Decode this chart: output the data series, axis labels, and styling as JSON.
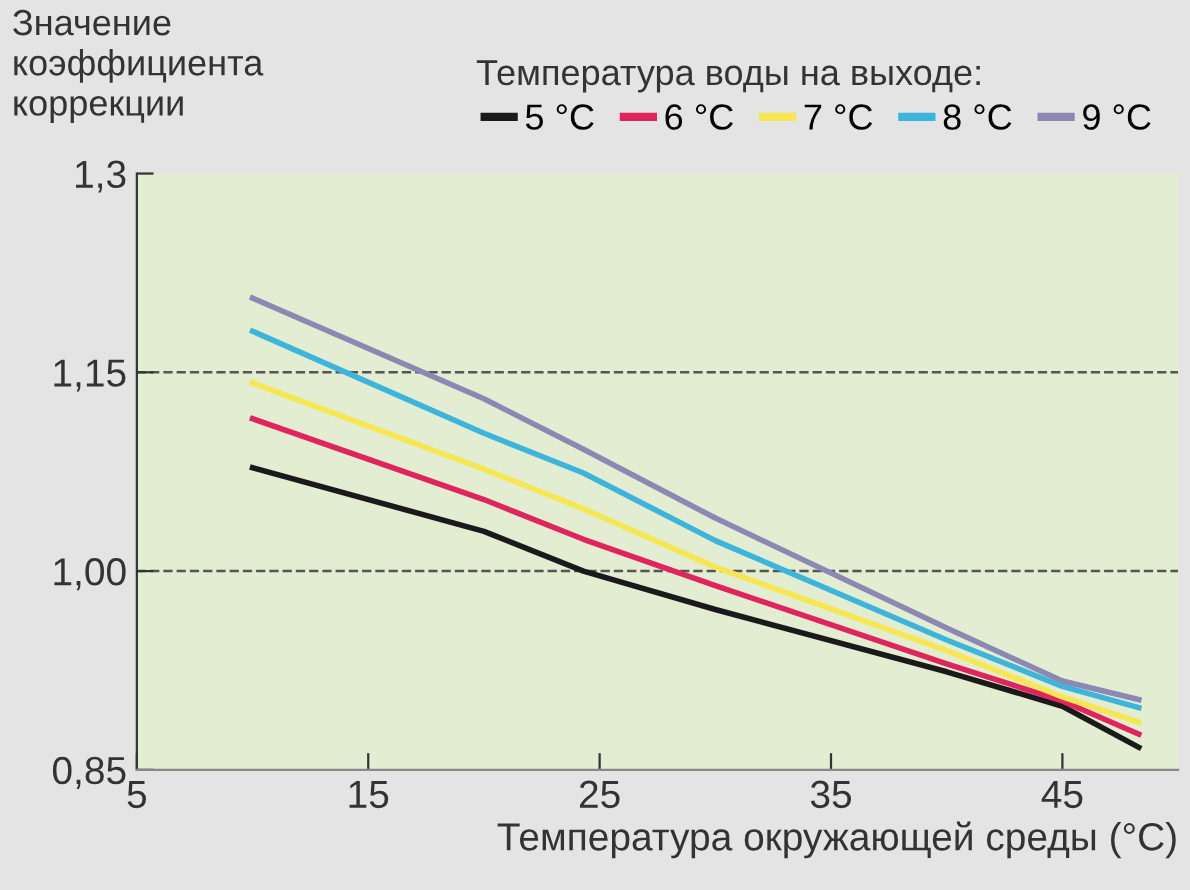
{
  "chart_data": {
    "type": "line",
    "ylabel": "Значение\nкоэффициента\nкоррекции",
    "xlabel": "Температура окружающей среды (°C)",
    "legend_title": "Температура воды на выходе:",
    "x": [
      10,
      20,
      24.3,
      30,
      40,
      45,
      48.3
    ],
    "series": [
      {
        "name": "5 °C",
        "color": "#1a1a1a",
        "values": [
          1.078,
          1.03,
          1.0,
          0.971,
          0.924,
          0.898,
          0.867
        ]
      },
      {
        "name": "6 °C",
        "color": "#e0245e",
        "values": [
          1.115,
          1.054,
          1.024,
          0.989,
          0.93,
          0.902,
          0.877
        ]
      },
      {
        "name": "7 °C",
        "color": "#f5e652",
        "values": [
          1.142,
          1.077,
          1.047,
          1.003,
          0.94,
          0.905,
          0.886
        ]
      },
      {
        "name": "8 °C",
        "color": "#3cb4dc",
        "values": [
          1.181,
          1.104,
          1.074,
          1.023,
          0.948,
          0.913,
          0.897
        ]
      },
      {
        "name": "9 °C",
        "color": "#8c88b4",
        "values": [
          1.206,
          1.13,
          1.092,
          1.04,
          0.957,
          0.917,
          0.903
        ]
      }
    ],
    "xlim": [
      5,
      50
    ],
    "ylim": [
      0.85,
      1.3
    ],
    "xticks": [
      5,
      15,
      25,
      35,
      45
    ],
    "yticks": [
      {
        "value": 0.85,
        "label": "0,85"
      },
      {
        "value": 1.0,
        "label": "1,00"
      },
      {
        "value": 1.15,
        "label": "1,15"
      },
      {
        "value": 1.3,
        "label": "1,3"
      }
    ],
    "ref_lines": [
      {
        "axis": "y",
        "value": 1.0,
        "line_style": "dashed",
        "color": "#555555"
      },
      {
        "axis": "y",
        "value": 1.15,
        "line_style": "dashed",
        "color": "#555555"
      }
    ],
    "legend": "top",
    "marker": "none",
    "line_style": "solid",
    "grid": false
  }
}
▬▬▬▬▬▬▬▬▬▬
WORK REQUIRED:
Transcribe each line above verbatim, with the pictures left out.

FULL SOLUTION:
Decode this chart: output the data series, axis labels, and styling as JSON.
{
  "chart_data": {
    "type": "line",
    "ylabel": "Значение\nкоэффициента\nкоррекции",
    "xlabel": "Температура окружающей среды (°C)",
    "legend_title": "Температура воды на выходе:",
    "x": [
      10,
      20,
      24.3,
      30,
      40,
      45,
      48.3
    ],
    "series": [
      {
        "name": "5 °C",
        "color": "#1a1a1a",
        "values": [
          1.078,
          1.03,
          1.0,
          0.971,
          0.924,
          0.898,
          0.867
        ]
      },
      {
        "name": "6 °C",
        "color": "#e0245e",
        "values": [
          1.115,
          1.054,
          1.024,
          0.989,
          0.93,
          0.902,
          0.877
        ]
      },
      {
        "name": "7 °C",
        "color": "#f5e652",
        "values": [
          1.142,
          1.077,
          1.047,
          1.003,
          0.94,
          0.905,
          0.886
        ]
      },
      {
        "name": "8 °C",
        "color": "#3cb4dc",
        "values": [
          1.181,
          1.104,
          1.074,
          1.023,
          0.948,
          0.913,
          0.897
        ]
      },
      {
        "name": "9 °C",
        "color": "#8c88b4",
        "values": [
          1.206,
          1.13,
          1.092,
          1.04,
          0.957,
          0.917,
          0.903
        ]
      }
    ],
    "xlim": [
      5,
      50
    ],
    "ylim": [
      0.85,
      1.3
    ],
    "xticks": [
      5,
      15,
      25,
      35,
      45
    ],
    "yticks": [
      {
        "value": 0.85,
        "label": "0,85"
      },
      {
        "value": 1.0,
        "label": "1,00"
      },
      {
        "value": 1.15,
        "label": "1,15"
      },
      {
        "value": 1.3,
        "label": "1,3"
      }
    ],
    "ref_lines": [
      {
        "axis": "y",
        "value": 1.0,
        "line_style": "dashed",
        "color": "#555555"
      },
      {
        "axis": "y",
        "value": 1.15,
        "line_style": "dashed",
        "color": "#555555"
      }
    ],
    "legend": "top",
    "marker": "none",
    "line_style": "solid",
    "grid": false
  }
}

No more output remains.